Collected data >>
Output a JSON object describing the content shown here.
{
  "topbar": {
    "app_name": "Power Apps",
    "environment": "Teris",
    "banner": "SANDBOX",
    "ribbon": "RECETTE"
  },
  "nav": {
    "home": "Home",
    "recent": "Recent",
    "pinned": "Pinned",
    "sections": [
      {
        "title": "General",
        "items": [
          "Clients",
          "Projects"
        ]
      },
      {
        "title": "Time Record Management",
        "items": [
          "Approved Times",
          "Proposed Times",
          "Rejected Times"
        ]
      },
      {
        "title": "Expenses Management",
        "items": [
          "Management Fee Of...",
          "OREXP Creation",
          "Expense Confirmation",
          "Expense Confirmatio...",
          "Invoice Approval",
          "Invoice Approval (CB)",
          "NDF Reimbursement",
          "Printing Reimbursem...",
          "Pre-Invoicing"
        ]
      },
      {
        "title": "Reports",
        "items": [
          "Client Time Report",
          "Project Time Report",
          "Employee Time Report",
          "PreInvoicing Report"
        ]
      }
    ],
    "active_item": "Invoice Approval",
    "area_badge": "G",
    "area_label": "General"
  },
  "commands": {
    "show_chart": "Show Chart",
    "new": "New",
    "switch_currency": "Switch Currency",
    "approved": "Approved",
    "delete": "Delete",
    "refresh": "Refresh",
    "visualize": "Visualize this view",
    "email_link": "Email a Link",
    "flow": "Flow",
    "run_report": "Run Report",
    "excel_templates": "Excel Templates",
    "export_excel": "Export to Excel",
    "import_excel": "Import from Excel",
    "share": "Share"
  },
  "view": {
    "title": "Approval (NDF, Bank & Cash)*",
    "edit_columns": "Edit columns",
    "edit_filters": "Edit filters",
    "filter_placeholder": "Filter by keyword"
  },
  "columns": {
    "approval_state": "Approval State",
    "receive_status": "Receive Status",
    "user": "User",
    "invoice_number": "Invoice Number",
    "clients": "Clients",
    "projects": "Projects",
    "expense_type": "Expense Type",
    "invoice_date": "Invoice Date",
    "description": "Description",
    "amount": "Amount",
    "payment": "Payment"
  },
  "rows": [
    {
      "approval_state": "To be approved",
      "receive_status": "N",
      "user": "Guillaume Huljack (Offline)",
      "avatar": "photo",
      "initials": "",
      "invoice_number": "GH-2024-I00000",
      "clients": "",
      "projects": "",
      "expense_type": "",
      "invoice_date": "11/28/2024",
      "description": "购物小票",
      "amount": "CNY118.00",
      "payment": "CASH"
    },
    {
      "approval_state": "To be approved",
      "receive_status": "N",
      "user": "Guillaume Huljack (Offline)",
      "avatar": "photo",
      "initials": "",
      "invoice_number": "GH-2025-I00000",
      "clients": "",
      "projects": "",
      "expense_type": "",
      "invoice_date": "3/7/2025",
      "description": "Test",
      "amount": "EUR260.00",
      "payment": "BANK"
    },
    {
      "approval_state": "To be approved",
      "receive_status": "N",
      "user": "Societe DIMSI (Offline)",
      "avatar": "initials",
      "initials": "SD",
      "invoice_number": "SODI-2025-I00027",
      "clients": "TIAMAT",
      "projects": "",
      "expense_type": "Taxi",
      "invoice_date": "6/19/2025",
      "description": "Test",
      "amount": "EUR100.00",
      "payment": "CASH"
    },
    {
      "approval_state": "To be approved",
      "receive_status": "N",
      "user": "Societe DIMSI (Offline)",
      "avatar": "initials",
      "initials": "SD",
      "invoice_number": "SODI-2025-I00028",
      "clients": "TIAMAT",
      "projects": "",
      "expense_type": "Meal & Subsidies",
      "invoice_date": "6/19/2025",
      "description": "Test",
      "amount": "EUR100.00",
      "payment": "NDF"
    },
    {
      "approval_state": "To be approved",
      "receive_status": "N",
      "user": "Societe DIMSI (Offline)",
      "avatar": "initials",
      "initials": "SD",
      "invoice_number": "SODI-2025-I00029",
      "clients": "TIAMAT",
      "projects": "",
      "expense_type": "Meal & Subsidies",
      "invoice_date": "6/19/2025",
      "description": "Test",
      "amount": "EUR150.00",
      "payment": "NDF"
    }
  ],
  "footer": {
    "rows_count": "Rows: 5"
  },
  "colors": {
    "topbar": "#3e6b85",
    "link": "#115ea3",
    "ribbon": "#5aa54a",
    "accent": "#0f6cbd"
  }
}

Direction >> Extract the full listing above without alteration.

Answer to this problem >>
Output a JSON object describing the content shown here.
{
  "topbar": {
    "app_name": "Power Apps",
    "environment": "Teris",
    "banner": "SANDBOX",
    "ribbon": "RECETTE"
  },
  "nav": {
    "home": "Home",
    "recent": "Recent",
    "pinned": "Pinned",
    "sections": [
      {
        "title": "General",
        "items": [
          "Clients",
          "Projects"
        ]
      },
      {
        "title": "Time Record Management",
        "items": [
          "Approved Times",
          "Proposed Times",
          "Rejected Times"
        ]
      },
      {
        "title": "Expenses Management",
        "items": [
          "Management Fee Of...",
          "OREXP Creation",
          "Expense Confirmation",
          "Expense Confirmatio...",
          "Invoice Approval",
          "Invoice Approval (CB)",
          "NDF Reimbursement",
          "Printing Reimbursem...",
          "Pre-Invoicing"
        ]
      },
      {
        "title": "Reports",
        "items": [
          "Client Time Report",
          "Project Time Report",
          "Employee Time Report",
          "PreInvoicing Report"
        ]
      }
    ],
    "active_item": "Invoice Approval",
    "area_badge": "G",
    "area_label": "General"
  },
  "commands": {
    "show_chart": "Show Chart",
    "new": "New",
    "switch_currency": "Switch Currency",
    "approved": "Approved",
    "delete": "Delete",
    "refresh": "Refresh",
    "visualize": "Visualize this view",
    "email_link": "Email a Link",
    "flow": "Flow",
    "run_report": "Run Report",
    "excel_templates": "Excel Templates",
    "export_excel": "Export to Excel",
    "import_excel": "Import from Excel",
    "share": "Share"
  },
  "view": {
    "title": "Approval (NDF, Bank & Cash)*",
    "edit_columns": "Edit columns",
    "edit_filters": "Edit filters",
    "filter_placeholder": "Filter by keyword"
  },
  "columns": {
    "approval_state": "Approval State",
    "receive_status": "Receive Status",
    "user": "User",
    "invoice_number": "Invoice Number",
    "clients": "Clients",
    "projects": "Projects",
    "expense_type": "Expense Type",
    "invoice_date": "Invoice Date",
    "description": "Description",
    "amount": "Amount",
    "payment": "Payment"
  },
  "rows": [
    {
      "approval_state": "To be approved",
      "receive_status": "N",
      "user": "Guillaume Huljack (Offline)",
      "avatar": "photo",
      "initials": "",
      "invoice_number": "GH-2024-I00000",
      "clients": "",
      "projects": "",
      "expense_type": "",
      "invoice_date": "11/28/2024",
      "description": "购物小票",
      "amount": "CNY118.00",
      "payment": "CASH"
    },
    {
      "approval_state": "To be approved",
      "receive_status": "N",
      "user": "Guillaume Huljack (Offline)",
      "avatar": "photo",
      "initials": "",
      "invoice_number": "GH-2025-I00000",
      "clients": "",
      "projects": "",
      "expense_type": "",
      "invoice_date": "3/7/2025",
      "description": "Test",
      "amount": "EUR260.00",
      "payment": "BANK"
    },
    {
      "approval_state": "To be approved",
      "receive_status": "N",
      "user": "Societe DIMSI (Offline)",
      "avatar": "initials",
      "initials": "SD",
      "invoice_number": "SODI-2025-I00027",
      "clients": "TIAMAT",
      "projects": "",
      "expense_type": "Taxi",
      "invoice_date": "6/19/2025",
      "description": "Test",
      "amount": "EUR100.00",
      "payment": "CASH"
    },
    {
      "approval_state": "To be approved",
      "receive_status": "N",
      "user": "Societe DIMSI (Offline)",
      "avatar": "initials",
      "initials": "SD",
      "invoice_number": "SODI-2025-I00028",
      "clients": "TIAMAT",
      "projects": "",
      "expense_type": "Meal & Subsidies",
      "invoice_date": "6/19/2025",
      "description": "Test",
      "amount": "EUR100.00",
      "payment": "NDF"
    },
    {
      "approval_state": "To be approved",
      "receive_status": "N",
      "user": "Societe DIMSI (Offline)",
      "avatar": "initials",
      "initials": "SD",
      "invoice_number": "SODI-2025-I00029",
      "clients": "TIAMAT",
      "projects": "",
      "expense_type": "Meal & Subsidies",
      "invoice_date": "6/19/2025",
      "description": "Test",
      "amount": "EUR150.00",
      "payment": "NDF"
    }
  ],
  "footer": {
    "rows_count": "Rows: 5"
  },
  "colors": {
    "topbar": "#3e6b85",
    "link": "#115ea3",
    "ribbon": "#5aa54a",
    "accent": "#0f6cbd"
  }
}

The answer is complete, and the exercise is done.